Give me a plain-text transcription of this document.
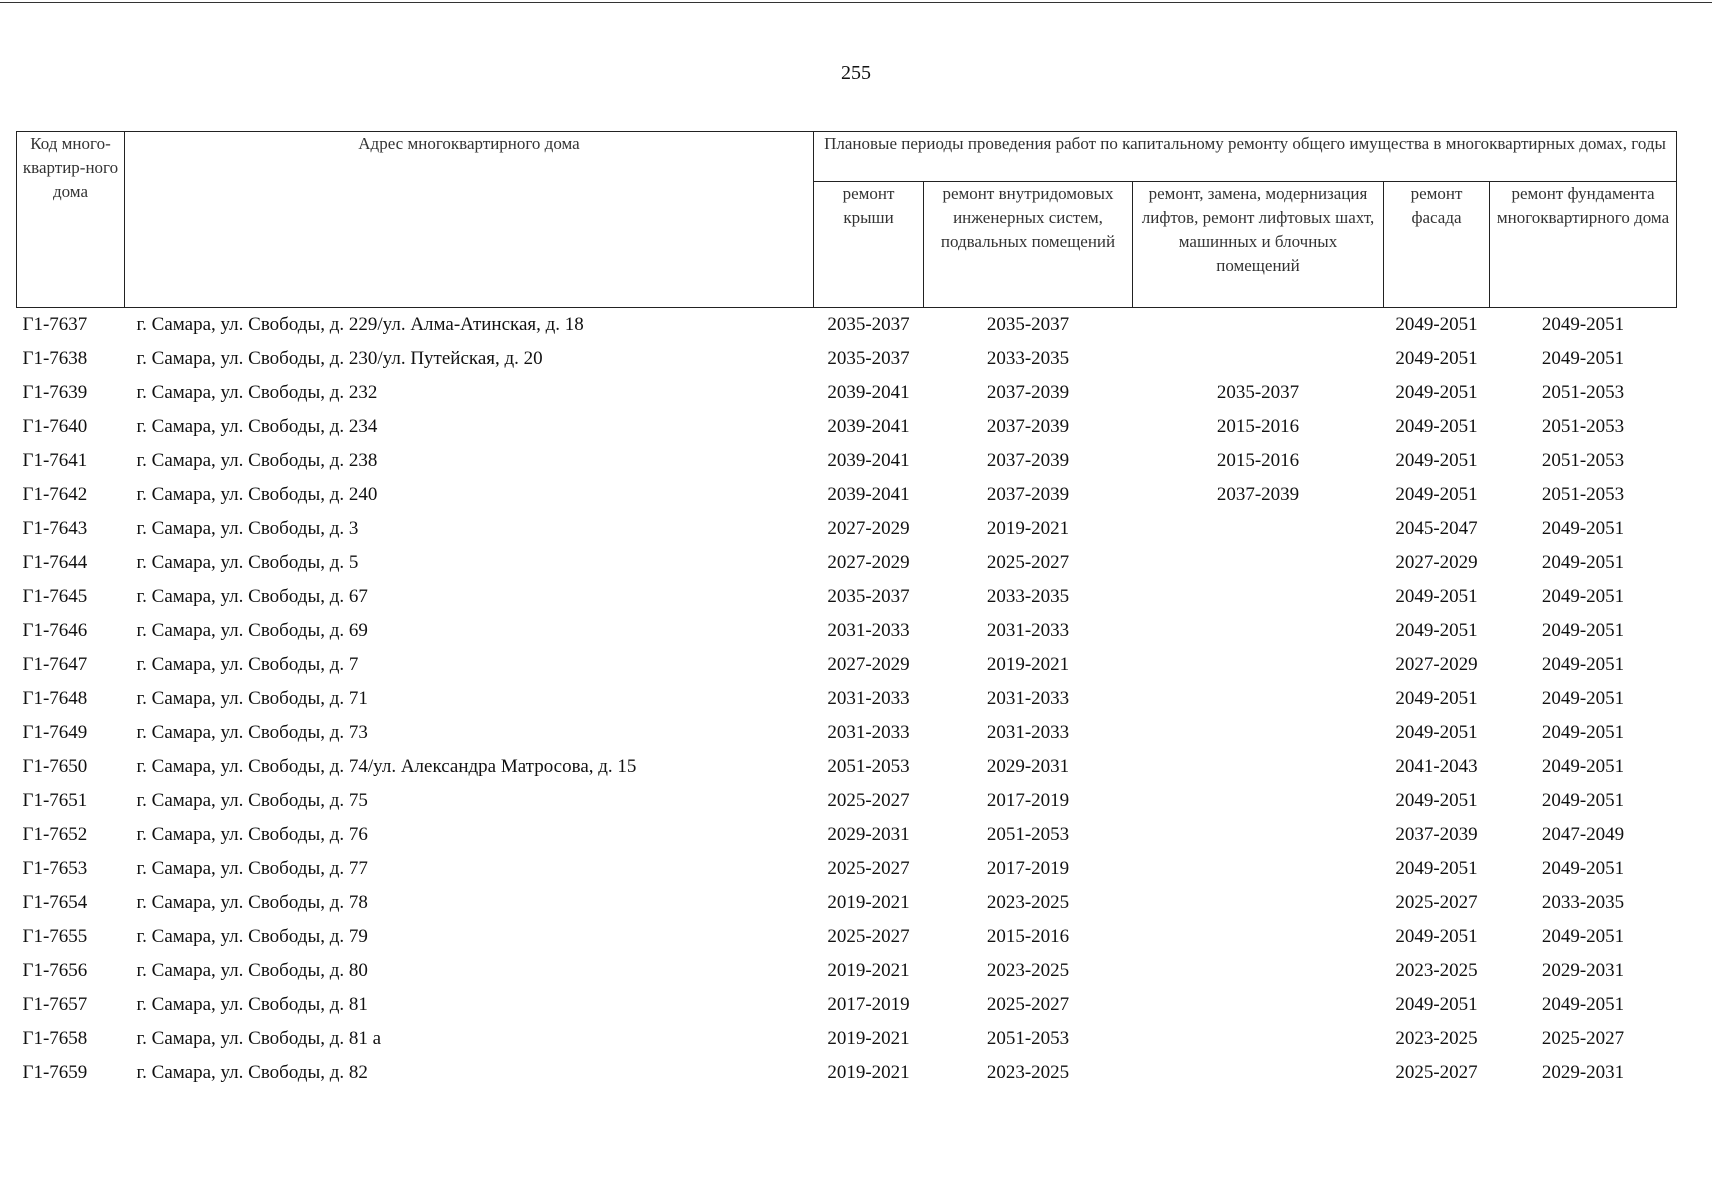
255
Код много-квартир-ного дома	Адрес многоквартирного дома	Плановые периоды проведения работ по капитальному ремонту общего имущества в многоквартирных домах, годы				
		ремонт крыши	ремонт внутридомовых инженерных систем, подвальных помещений	ремонт, замена, модернизация лифтов, ремонт лифтовых шахт, машинных и блочных помещений	ремонт фасада	ремонт фундамента многоквартирного дома
Г1-7637	г. Самара, ул. Свободы, д. 229/ул. Алма-Атинская, д. 18	2035-2037	2035-2037		2049-2051	2049-2051
Г1-7638	г. Самара, ул. Свободы, д. 230/ул. Путейская, д. 20	2035-2037	2033-2035		2049-2051	2049-2051
Г1-7639	г. Самара, ул. Свободы, д. 232	2039-2041	2037-2039	2035-2037	2049-2051	2051-2053
Г1-7640	г. Самара, ул. Свободы, д. 234	2039-2041	2037-2039	2015-2016	2049-2051	2051-2053
Г1-7641	г. Самара, ул. Свободы, д. 238	2039-2041	2037-2039	2015-2016	2049-2051	2051-2053
Г1-7642	г. Самара, ул. Свободы, д. 240	2039-2041	2037-2039	2037-2039	2049-2051	2051-2053
Г1-7643	г. Самара, ул. Свободы, д. 3	2027-2029	2019-2021		2045-2047	2049-2051
Г1-7644	г. Самара, ул. Свободы, д. 5	2027-2029	2025-2027		2027-2029	2049-2051
Г1-7645	г. Самара, ул. Свободы, д. 67	2035-2037	2033-2035		2049-2051	2049-2051
Г1-7646	г. Самара, ул. Свободы, д. 69	2031-2033	2031-2033		2049-2051	2049-2051
Г1-7647	г. Самара, ул. Свободы, д. 7	2027-2029	2019-2021		2027-2029	2049-2051
Г1-7648	г. Самара, ул. Свободы, д. 71	2031-2033	2031-2033		2049-2051	2049-2051
Г1-7649	г. Самара, ул. Свободы, д. 73	2031-2033	2031-2033		2049-2051	2049-2051
Г1-7650	г. Самара, ул. Свободы, д. 74/ул. Александра Матросова, д. 15	2051-2053	2029-2031		2041-2043	2049-2051
Г1-7651	г. Самара, ул. Свободы, д. 75	2025-2027	2017-2019		2049-2051	2049-2051
Г1-7652	г. Самара, ул. Свободы, д. 76	2029-2031	2051-2053		2037-2039	2047-2049
Г1-7653	г. Самара, ул. Свободы, д. 77	2025-2027	2017-2019		2049-2051	2049-2051
Г1-7654	г. Самара, ул. Свободы, д. 78	2019-2021	2023-2025		2025-2027	2033-2035
Г1-7655	г. Самара, ул. Свободы, д. 79	2025-2027	2015-2016		2049-2051	2049-2051
Г1-7656	г. Самара, ул. Свободы, д. 80	2019-2021	2023-2025		2023-2025	2029-2031
Г1-7657	г. Самара, ул. Свободы, д. 81	2017-2019	2025-2027		2049-2051	2049-2051
Г1-7658	г. Самара, ул. Свободы, д. 81 а	2019-2021	2051-2053		2023-2025	2025-2027
Г1-7659	г. Самара, ул. Свободы, д. 82	2019-2021	2023-2025		2025-2027	2029-2031
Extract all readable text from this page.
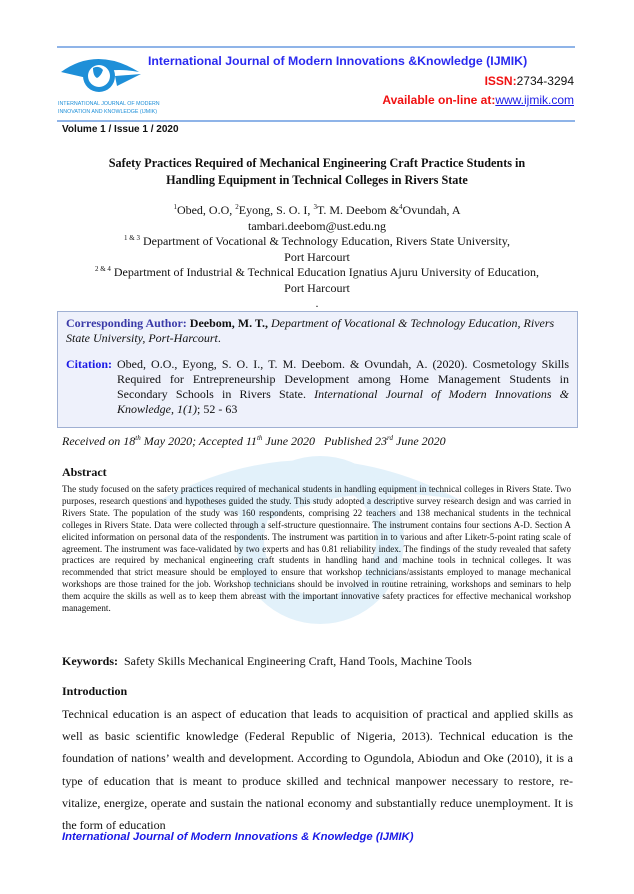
INTERNATIONAL JOURNAL OF MODERN
INNOVATION AND KNOWLEDGE (IJMIK)
International Journal of Modern Innovations &Knowledge (IJMIK)
ISSN:2734-3294
Available on-line at:www.ijmik.com
Volume 1 / Issue 1 / 2020
Safety Practices Required of Mechanical Engineering Craft Practice Students in
Handling Equipment in Technical Colleges in Rivers State
$^1$Obed, O.O, $^2$Eyong, S. O. I, $^3$T. M. Deebom &$^4$Ovundah, A
tambari.deebom@ust.edu.ng
$^{1 \& 3}$ Department of Vocational & Technology Education, Rivers State University,
Port Harcourt
$^{2 \& 4}$ Department of Industrial & Technical Education Ignatius Ajuru University of Education,
Port Harcourt
.
Corresponding Author: Deebom, M. T., Department of Vocational & Technology Education, Rivers State University, Port-Harcourt.
Citation: Obed, O.O., Eyong, S. O. I., T. M. Deebom. & Ovundah, A. (2020). Cosmetology Skills Required for Entrepreneurship Development among Home Management Students in Secondary Schools in Rivers State. International Journal of Modern Innovations & Knowledge, 1(1); 52 - 63
Received on 18th May 2020; Accepted 11th June 2020   Published 23rd June 2020
Abstract
The study focused on the safety practices required of mechanical students in handling equipment in technical colleges in Rivers State. Two purposes, research questions and hypotheses guided the study. This study adopted a descriptive survey research design and was carried in Rivers State. The population of the study was 160 respondents, comprising 22 teachers and 138 mechanical students in the technical colleges in Rivers State. Data were collected through a self-structure questionnaire. The instrument contains four sections A-D. Section A elicited information on personal data of the respondents. The instrument was partition in to various and after Liketr-5-point rating scale of agreement. The instrument was face-validated by two experts and has 0.81 reliability index. The findings of the study revealed that safety practices are required by mechanical engineering craft students in handling hand and machine tools in technical colleges. It was recommended that strict measure should be employed to ensure that workshop technicians/assistants employed to manage mechanical workshops are those trained for the job. Workshop technicians should be involved in routine retraining, workshops and seminars to help them acquire the skills as well as to keep them abreast with the important innovative safety practices for effective mechanical workshop management.
Keywords:  Safety Skills Mechanical Engineering Craft, Hand Tools, Machine Tools
Introduction
Technical education is an aspect of education that leads to acquisition of practical and applied skills as well as basic scientific knowledge (Federal Republic of Nigeria, 2013). Technical education is the foundation of nations’ wealth and development. According to Ogundola, Abiodun and Oke (2010), it is a type of education that is meant to produce skilled and technical manpower necessary to restore, re-vitalize, energize, operate and sustain the national economy and substantially reduce unemployment. It is the form of education
International Journal of Modern Innovations & Knowledge (IJMIK)
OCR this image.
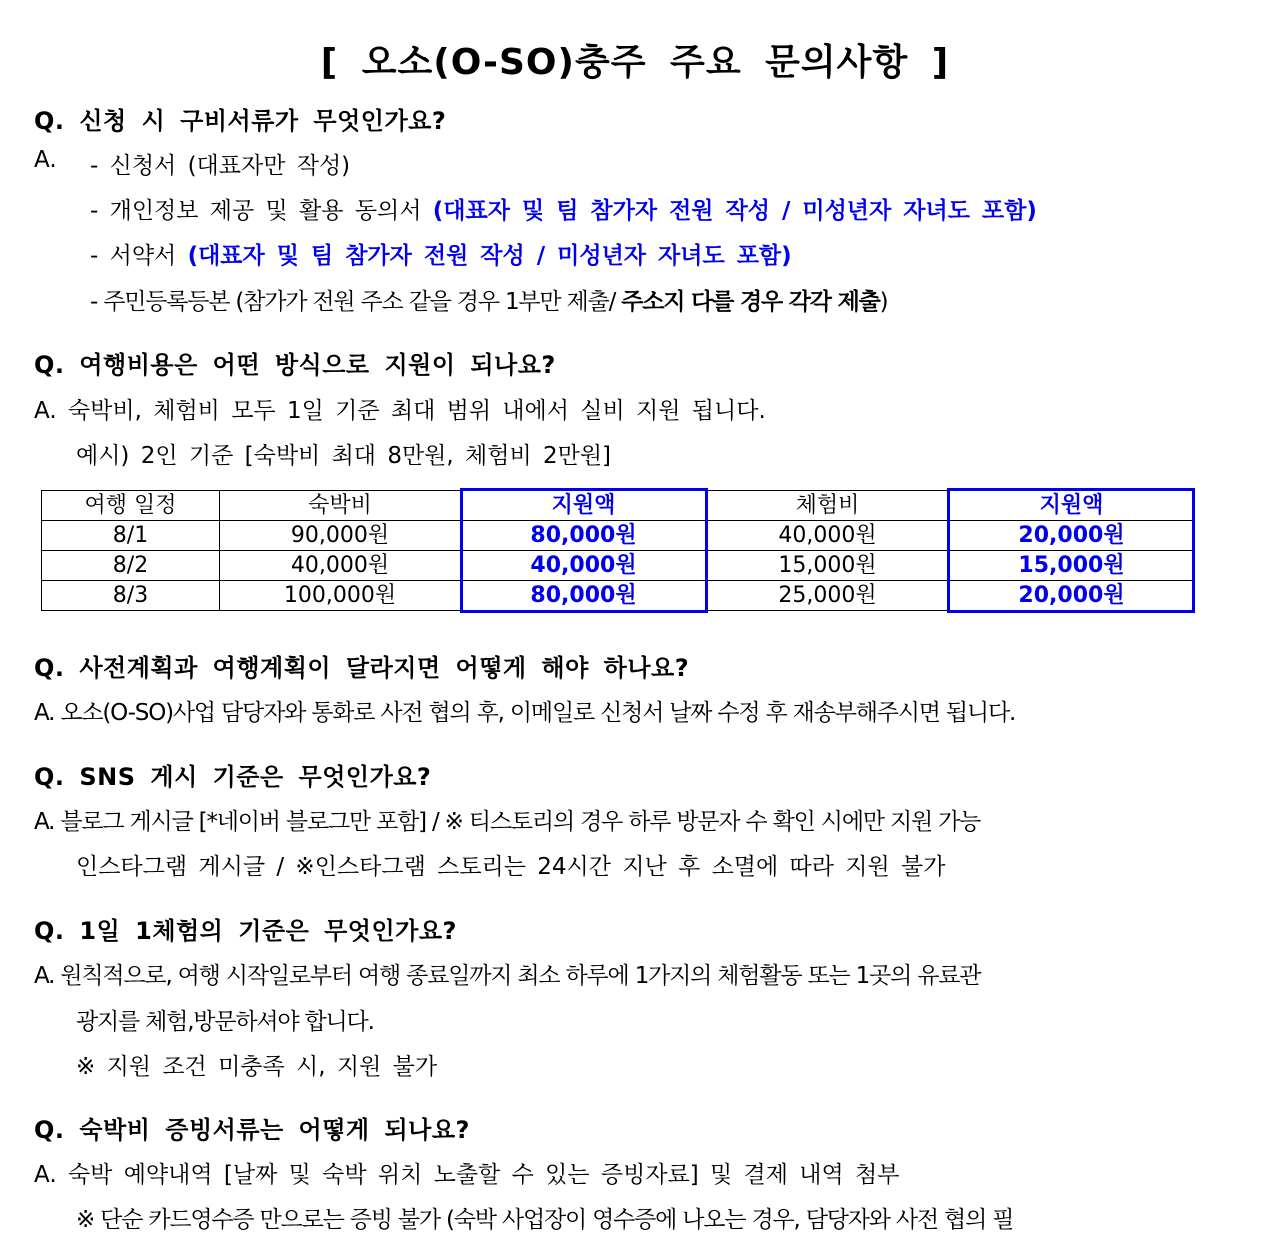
[ 오소(O-SO)충주 주요 문의사항 ]
Q. 신청 시 구비서류가 무엇인가요?
A. - 신청서 (대표자만 작성)
- 개인정보 제공 및 활용 동의서 (대표자 및 팀 참가자 전원 작성 / 미성년자 자녀도 포함)
- 서약서 (대표자 및 팀 참가자 전원 작성 / 미성년자 자녀도 포함)
- 주민등록등본 (참가가 전원 주소 같을 경우 1부만 제출/ 주소지 다를 경우 각각 제출)
Q. 여행비용은 어떤 방식으로 지원이 되나요?
A. 숙박비, 체험비 모두 1일 기준 최대 범위 내에서 실비 지원 됩니다.
예시) 2인 기준 [숙박비 최대 8만원, 체험비 2만원]
여행 일정	숙박비	지원액	체험비	지원액
8/1	90,000원	80,000원	40,000원	20,000원
8/2	40,000원	40,000원	15,000원	15,000원
8/3	100,000원	80,000원	25,000원	20,000원
Q. 사전계획과 여행계획이 달라지면 어떻게 해야 하나요?
A. 오소(O-SO)사업 담당자와 통화로 사전 협의 후, 이메일로 신청서 날짜 수정 후 재송부해주시면 됩니다.
Q. SNS 게시 기준은 무엇인가요?
A. 블로그 게시글 [*네이버 블로그만 포함] / ※ 티스토리의 경우 하루 방문자 수 확인 시에만 지원 가능
인스타그램 게시글 / ※인스타그램 스토리는 24시간 지난 후 소멸에 따라 지원 불가
Q. 1일 1체험의 기준은 무엇인가요?
A. 원칙적으로, 여행 시작일로부터 여행 종료일까지 최소 하루에 1가지의 체험활동 또는 1곳의 유료관
광지를 체험,방문하셔야 합니다.
※ 지원 조건 미충족 시, 지원 불가
Q. 숙박비 증빙서류는 어떻게 되나요?
A. 숙박 예약내역 [날짜 및 숙박 위치 노출할 수 있는 증빙자료] 및 결제 내역 첨부
※ 단순 카드영수증 만으로는 증빙 불가 (숙박 사업장이 영수증에 나오는 경우, 담당자와 사전 협의 필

__Goal of the exercise__: Print the complete listing exactly, apart from any pictures.

__Full response__:
Give me a plain-text transcription of this document.
255
Код много-квартир-ного дома	Адрес многоквартирного дома	Плановые периоды проведения работ по капитальному ремонту общего имущества в многоквартирных домах, годы				
		ремонт крыши	ремонт внутридомовых инженерных систем, подвальных помещений	ремонт, замена, модернизация лифтов, ремонт лифтовых шахт, машинных и блочных помещений	ремонт фасада	ремонт фундамента многоквартирного дома
Г1-7637	г. Самара, ул. Свободы, д. 229/ул. Алма-Атинская, д. 18	2035-2037	2035-2037		2049-2051	2049-2051
Г1-7638	г. Самара, ул. Свободы, д. 230/ул. Путейская, д. 20	2035-2037	2033-2035		2049-2051	2049-2051
Г1-7639	г. Самара, ул. Свободы, д. 232	2039-2041	2037-2039	2035-2037	2049-2051	2051-2053
Г1-7640	г. Самара, ул. Свободы, д. 234	2039-2041	2037-2039	2015-2016	2049-2051	2051-2053
Г1-7641	г. Самара, ул. Свободы, д. 238	2039-2041	2037-2039	2015-2016	2049-2051	2051-2053
Г1-7642	г. Самара, ул. Свободы, д. 240	2039-2041	2037-2039	2037-2039	2049-2051	2051-2053
Г1-7643	г. Самара, ул. Свободы, д. 3	2027-2029	2019-2021		2045-2047	2049-2051
Г1-7644	г. Самара, ул. Свободы, д. 5	2027-2029	2025-2027		2027-2029	2049-2051
Г1-7645	г. Самара, ул. Свободы, д. 67	2035-2037	2033-2035		2049-2051	2049-2051
Г1-7646	г. Самара, ул. Свободы, д. 69	2031-2033	2031-2033		2049-2051	2049-2051
Г1-7647	г. Самара, ул. Свободы, д. 7	2027-2029	2019-2021		2027-2029	2049-2051
Г1-7648	г. Самара, ул. Свободы, д. 71	2031-2033	2031-2033		2049-2051	2049-2051
Г1-7649	г. Самара, ул. Свободы, д. 73	2031-2033	2031-2033		2049-2051	2049-2051
Г1-7650	г. Самара, ул. Свободы, д. 74/ул. Александра Матросова, д. 15	2051-2053	2029-2031		2041-2043	2049-2051
Г1-7651	г. Самара, ул. Свободы, д. 75	2025-2027	2017-2019		2049-2051	2049-2051
Г1-7652	г. Самара, ул. Свободы, д. 76	2029-2031	2051-2053		2037-2039	2047-2049
Г1-7653	г. Самара, ул. Свободы, д. 77	2025-2027	2017-2019		2049-2051	2049-2051
Г1-7654	г. Самара, ул. Свободы, д. 78	2019-2021	2023-2025		2025-2027	2033-2035
Г1-7655	г. Самара, ул. Свободы, д. 79	2025-2027	2015-2016		2049-2051	2049-2051
Г1-7656	г. Самара, ул. Свободы, д. 80	2019-2021	2023-2025		2023-2025	2029-2031
Г1-7657	г. Самара, ул. Свободы, д. 81	2017-2019	2025-2027		2049-2051	2049-2051
Г1-7658	г. Самара, ул. Свободы, д. 81 а	2019-2021	2051-2053		2023-2025	2025-2027
Г1-7659	г. Самара, ул. Свободы, д. 82	2019-2021	2023-2025		2025-2027	2029-2031
Extract all readable text from this page.
INTERNATIONAL JOURNAL OF MODERN
INNOVATION AND KNOWLEDGE (IJMIK)
International Journal of Modern Innovations &Knowledge (IJMIK)
ISSN:2734-3294
Available on-line at:www.ijmik.com
Volume 1 / Issue 1 / 2020
Safety Practices Required of Mechanical Engineering Craft Practice Students in
Handling Equipment in Technical Colleges in Rivers State
$^1$Obed, O.O, $^2$Eyong, S. O. I, $^3$T. M. Deebom &$^4$Ovundah, A
tambari.deebom@ust.edu.ng
$^{1 \& 3}$ Department of Vocational & Technology Education, Rivers State University,
Port Harcourt
$^{2 \& 4}$ Department of Industrial & Technical Education Ignatius Ajuru University of Education,
Port Harcourt
.
Corresponding Author: Deebom, M. T., Department of Vocational & Technology Education, Rivers State University, Port-Harcourt.
Citation: Obed, O.O., Eyong, S. O. I., T. M. Deebom. & Ovundah, A. (2020). Cosmetology Skills Required for Entrepreneurship Development among Home Management Students in Secondary Schools in Rivers State. International Journal of Modern Innovations & Knowledge, 1(1); 52 - 63
Received on 18th May 2020; Accepted 11th June 2020   Published 23rd June 2020
Abstract
The study focused on the safety practices required of mechanical students in handling equipment in technical colleges in Rivers State. Two purposes, research questions and hypotheses guided the study. This study adopted a descriptive survey research design and was carried in Rivers State. The population of the study was 160 respondents, comprising 22 teachers and 138 mechanical students in the technical colleges in Rivers State. Data were collected through a self-structure questionnaire. The instrument contains four sections A-D. Section A elicited information on personal data of the respondents. The instrument was partition in to various and after Liketr-5-point rating scale of agreement. The instrument was face-validated by two experts and has 0.81 reliability index. The findings of the study revealed that safety practices are required by mechanical engineering craft students in handling hand and machine tools in technical colleges. It was recommended that strict measure should be employed to ensure that workshop technicians/assistants employed to manage mechanical workshops are those trained for the job. Workshop technicians should be involved in routine retraining, workshops and seminars to help them acquire the skills as well as to keep them abreast with the important innovative safety practices for effective mechanical workshop management.
Keywords:  Safety Skills Mechanical Engineering Craft, Hand Tools, Machine Tools
Introduction
Technical education is an aspect of education that leads to acquisition of practical and applied skills as well as basic scientific knowledge (Federal Republic of Nigeria, 2013). Technical education is the foundation of nations’ wealth and development. According to Ogundola, Abiodun and Oke (2010), it is a type of education that is meant to produce skilled and technical manpower necessary to restore, re-vitalize, energize, operate and sustain the national economy and substantially reduce unemployment. It is the form of education
International Journal of Modern Innovations & Knowledge (IJMIK)
OCR this image.
[ 오소(O-SO)충주 주요 문의사항 ]
Q. 신청 시 구비서류가 무엇인가요?
A. - 신청서 (대표자만 작성)
- 개인정보 제공 및 활용 동의서 (대표자 및 팀 참가자 전원 작성 / 미성년자 자녀도 포함)
- 서약서 (대표자 및 팀 참가자 전원 작성 / 미성년자 자녀도 포함)
- 주민등록등본 (참가가 전원 주소 같을 경우 1부만 제출/ 주소지 다를 경우 각각 제출)
Q. 여행비용은 어떤 방식으로 지원이 되나요?
A. 숙박비, 체험비 모두 1일 기준 최대 범위 내에서 실비 지원 됩니다.
예시) 2인 기준 [숙박비 최대 8만원, 체험비 2만원]
여행 일정	숙박비	지원액	체험비	지원액
8/1	90,000원	80,000원	40,000원	20,000원
8/2	40,000원	40,000원	15,000원	15,000원
8/3	100,000원	80,000원	25,000원	20,000원
Q. 사전계획과 여행계획이 달라지면 어떻게 해야 하나요?
A. 오소(O-SO)사업 담당자와 통화로 사전 협의 후, 이메일로 신청서 날짜 수정 후 재송부해주시면 됩니다.
Q. SNS 게시 기준은 무엇인가요?
A. 블로그 게시글 [*네이버 블로그만 포함] / ※ 티스토리의 경우 하루 방문자 수 확인 시에만 지원 가능
인스타그램 게시글 / ※인스타그램 스토리는 24시간 지난 후 소멸에 따라 지원 불가
Q. 1일 1체험의 기준은 무엇인가요?
A. 원칙적으로, 여행 시작일로부터 여행 종료일까지 최소 하루에 1가지의 체험활동 또는 1곳의 유료관
광지를 체험,방문하셔야 합니다.
※ 지원 조건 미충족 시, 지원 불가
Q. 숙박비 증빙서류는 어떻게 되나요?
A. 숙박 예약내역 [날짜 및 숙박 위치 노출할 수 있는 증빙자료] 및 결제 내역 첨부
※ 단순 카드영수증 만으로는 증빙 불가 (숙박 사업장이 영수증에 나오는 경우, 담당자와 사전 협의 필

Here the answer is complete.